• [Exercise directions]
Reproduce every line of the listing as written, apart from the pictures.

• [Dataset records]
======

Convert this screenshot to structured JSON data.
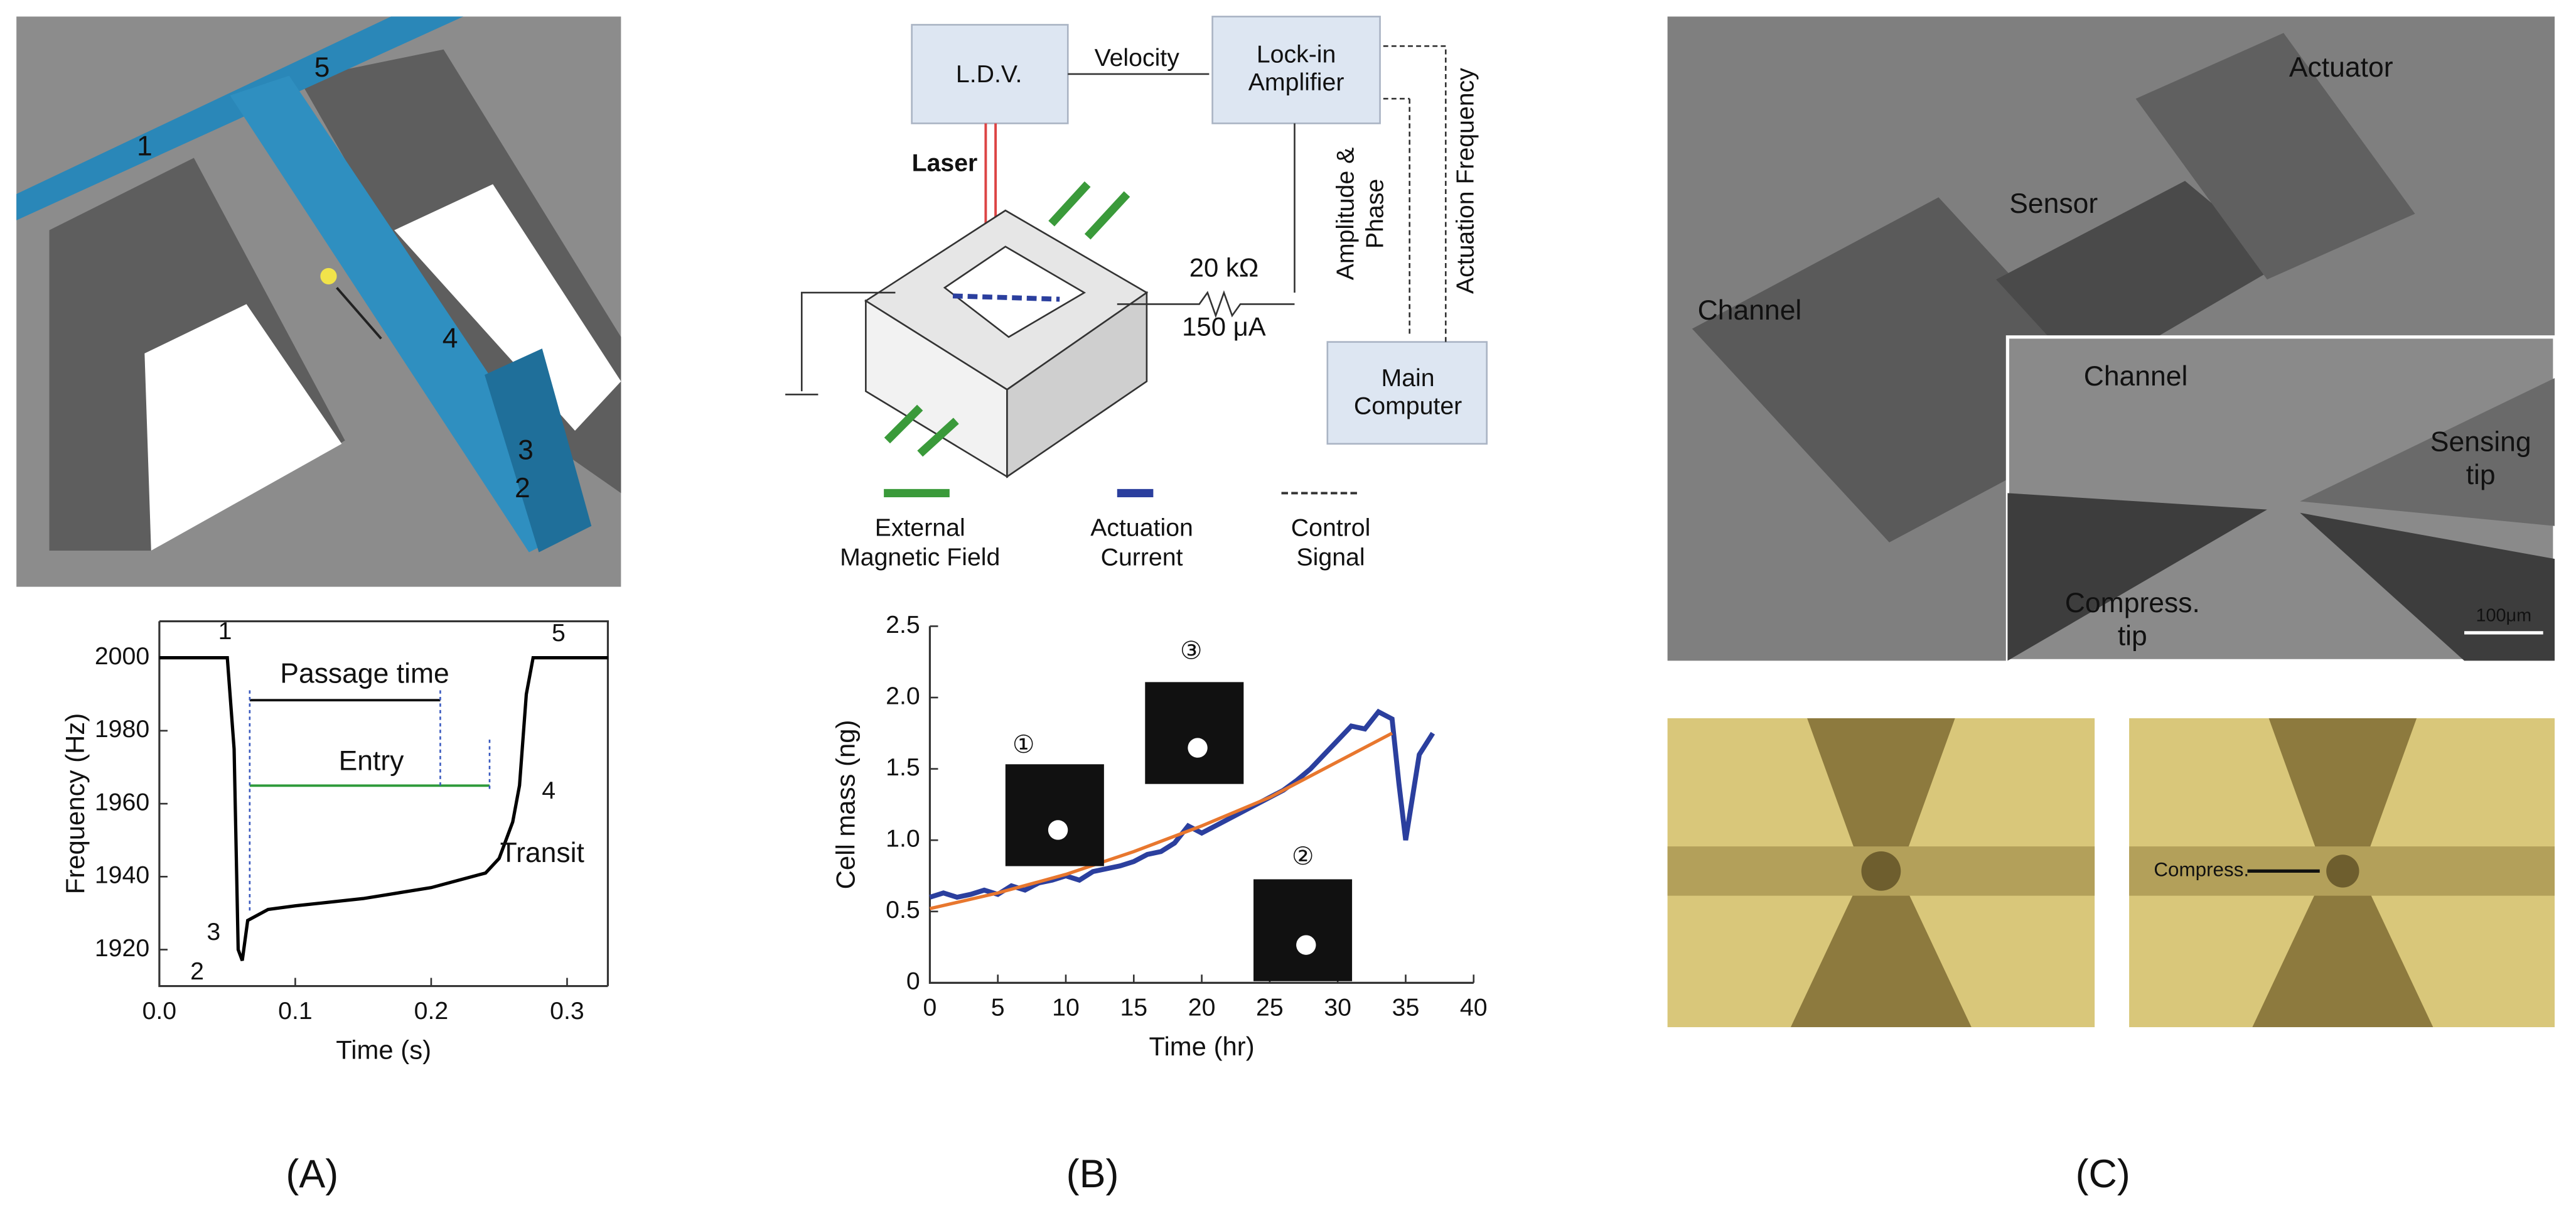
{
  "chart_data": [
    {
      "type": "line",
      "x_label": "Time (s)",
      "y_label": "Frequency (Hz)",
      "xlim": [
        0,
        0.33
      ],
      "xticks": [
        {
          "value": 0,
          "label": "0.0"
        },
        0.1,
        0.2,
        0.3
      ],
      "ylim": [
        1910,
        2010
      ],
      "yticks": [
        1920,
        1940,
        1960,
        1980,
        2000
      ],
      "series": [
        {
          "color": "#000000",
          "x": [
            0,
            0.05,
            0.055,
            0.058,
            0.061,
            0.065,
            0.08,
            0.1,
            0.15,
            0.2,
            0.24,
            0.25,
            0.26,
            0.265,
            0.27,
            0.275,
            0.33
          ],
          "values": [
            2000,
            2000,
            1975,
            1920,
            1917,
            1928,
            1931,
            1932,
            1934,
            1937,
            1941,
            1945,
            1955,
            1965,
            1990,
            2000,
            2000
          ]
        }
      ],
      "annotations": [
        "1",
        "2",
        "3",
        "4",
        "5",
        "Passage time",
        "Entry",
        "Transit"
      ]
    },
    {
      "type": "line",
      "x_label": "Time (hr)",
      "y_label": "Cell mass (ng)",
      "xlim": [
        0,
        40
      ],
      "xticks": [
        0,
        5,
        10,
        15,
        20,
        25,
        30,
        35,
        40
      ],
      "ylim": [
        0,
        2.5
      ],
      "yticks": [
        0,
        0.5,
        {
          "value": 1,
          "label": "1.0"
        },
        1.5,
        {
          "value": 2,
          "label": "2.0"
        },
        2.5
      ],
      "series": [
        {
          "color": "#2b3f9e",
          "x": [
            0,
            1,
            2,
            3,
            4,
            5,
            6,
            7,
            8,
            9,
            10,
            11,
            12,
            13,
            14,
            15,
            16,
            17,
            18,
            19,
            20,
            21,
            22,
            23,
            24,
            25,
            26,
            27,
            28,
            29,
            30,
            31,
            32,
            33,
            34,
            34.5,
            35,
            36,
            37
          ],
          "values": [
            0.6,
            0.63,
            0.6,
            0.62,
            0.65,
            0.62,
            0.68,
            0.65,
            0.7,
            0.72,
            0.75,
            0.72,
            0.78,
            0.8,
            0.82,
            0.85,
            0.9,
            0.92,
            0.98,
            1.1,
            1.05,
            1.1,
            1.15,
            1.2,
            1.25,
            1.3,
            1.35,
            1.42,
            1.5,
            1.6,
            1.7,
            1.8,
            1.78,
            1.9,
            1.85,
            1.4,
            1.0,
            1.6,
            1.75
          ]
        },
        {
          "color": "#e8772e",
          "x": [
            0,
            5,
            10,
            15,
            20,
            25,
            30,
            34
          ],
          "values": [
            0.52,
            0.63,
            0.76,
            0.92,
            1.1,
            1.3,
            1.55,
            1.75
          ]
        }
      ],
      "annotations": [
        "①",
        "②",
        "③"
      ]
    }
  ],
  "panel_labels": [
    "(A)",
    "(B)",
    "(C)"
  ],
  "panel_a_diagram": {
    "labels": [
      "1",
      "5",
      "4",
      "3",
      "2"
    ]
  },
  "panel_b_diagram": {
    "ldv": "L.D.V.",
    "velocity": "Velocity",
    "lock_in": [
      "Lock-in",
      "Amplifier"
    ],
    "laser": "Laser",
    "resistance": "20 kΩ",
    "current": "150 μA",
    "amplitude_phase": [
      "Amplitude &",
      "Phase"
    ],
    "actuation_frequency": "Actuation Frequency",
    "main_computer": [
      "Main",
      "Computer"
    ],
    "legend": [
      [
        "External",
        "Magnetic Field"
      ],
      [
        "Actuation",
        "Current"
      ],
      [
        "Control",
        "Signal"
      ]
    ]
  },
  "panel_c": {
    "sem_labels": [
      "Channel",
      "Sensor",
      "Actuator"
    ],
    "inset_labels": [
      [
        "Channel"
      ],
      [
        "Sensing",
        "tip"
      ],
      [
        "Compress.",
        "tip"
      ]
    ],
    "scale_bar": "100μm",
    "optical_label": "Compress."
  }
}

======

• [Right answer]
Convert this screenshot to structured JSON data.
{
  "chart_data": [
    {
      "type": "line",
      "x_label": "Time (s)",
      "y_label": "Frequency (Hz)",
      "xlim": [
        0,
        0.33
      ],
      "xticks": [
        {
          "value": 0,
          "label": "0.0"
        },
        0.1,
        0.2,
        0.3
      ],
      "ylim": [
        1910,
        2010
      ],
      "yticks": [
        1920,
        1940,
        1960,
        1980,
        2000
      ],
      "series": [
        {
          "color": "#000000",
          "x": [
            0,
            0.05,
            0.055,
            0.058,
            0.061,
            0.065,
            0.08,
            0.1,
            0.15,
            0.2,
            0.24,
            0.25,
            0.26,
            0.265,
            0.27,
            0.275,
            0.33
          ],
          "values": [
            2000,
            2000,
            1975,
            1920,
            1917,
            1928,
            1931,
            1932,
            1934,
            1937,
            1941,
            1945,
            1955,
            1965,
            1990,
            2000,
            2000
          ]
        }
      ],
      "annotations": [
        "1",
        "2",
        "3",
        "4",
        "5",
        "Passage time",
        "Entry",
        "Transit"
      ]
    },
    {
      "type": "line",
      "x_label": "Time (hr)",
      "y_label": "Cell mass (ng)",
      "xlim": [
        0,
        40
      ],
      "xticks": [
        0,
        5,
        10,
        15,
        20,
        25,
        30,
        35,
        40
      ],
      "ylim": [
        0,
        2.5
      ],
      "yticks": [
        0,
        0.5,
        {
          "value": 1,
          "label": "1.0"
        },
        1.5,
        {
          "value": 2,
          "label": "2.0"
        },
        2.5
      ],
      "series": [
        {
          "color": "#2b3f9e",
          "x": [
            0,
            1,
            2,
            3,
            4,
            5,
            6,
            7,
            8,
            9,
            10,
            11,
            12,
            13,
            14,
            15,
            16,
            17,
            18,
            19,
            20,
            21,
            22,
            23,
            24,
            25,
            26,
            27,
            28,
            29,
            30,
            31,
            32,
            33,
            34,
            34.5,
            35,
            36,
            37
          ],
          "values": [
            0.6,
            0.63,
            0.6,
            0.62,
            0.65,
            0.62,
            0.68,
            0.65,
            0.7,
            0.72,
            0.75,
            0.72,
            0.78,
            0.8,
            0.82,
            0.85,
            0.9,
            0.92,
            0.98,
            1.1,
            1.05,
            1.1,
            1.15,
            1.2,
            1.25,
            1.3,
            1.35,
            1.42,
            1.5,
            1.6,
            1.7,
            1.8,
            1.78,
            1.9,
            1.85,
            1.4,
            1.0,
            1.6,
            1.75
          ]
        },
        {
          "color": "#e8772e",
          "x": [
            0,
            5,
            10,
            15,
            20,
            25,
            30,
            34
          ],
          "values": [
            0.52,
            0.63,
            0.76,
            0.92,
            1.1,
            1.3,
            1.55,
            1.75
          ]
        }
      ],
      "annotations": [
        "①",
        "②",
        "③"
      ]
    }
  ],
  "panel_labels": [
    "(A)",
    "(B)",
    "(C)"
  ],
  "panel_a_diagram": {
    "labels": [
      "1",
      "5",
      "4",
      "3",
      "2"
    ]
  },
  "panel_b_diagram": {
    "ldv": "L.D.V.",
    "velocity": "Velocity",
    "lock_in": [
      "Lock-in",
      "Amplifier"
    ],
    "laser": "Laser",
    "resistance": "20 kΩ",
    "current": "150 μA",
    "amplitude_phase": [
      "Amplitude &",
      "Phase"
    ],
    "actuation_frequency": "Actuation Frequency",
    "main_computer": [
      "Main",
      "Computer"
    ],
    "legend": [
      [
        "External",
        "Magnetic Field"
      ],
      [
        "Actuation",
        "Current"
      ],
      [
        "Control",
        "Signal"
      ]
    ]
  },
  "panel_c": {
    "sem_labels": [
      "Channel",
      "Sensor",
      "Actuator"
    ],
    "inset_labels": [
      [
        "Channel"
      ],
      [
        "Sensing",
        "tip"
      ],
      [
        "Compress.",
        "tip"
      ]
    ],
    "scale_bar": "100μm",
    "optical_label": "Compress."
  }
}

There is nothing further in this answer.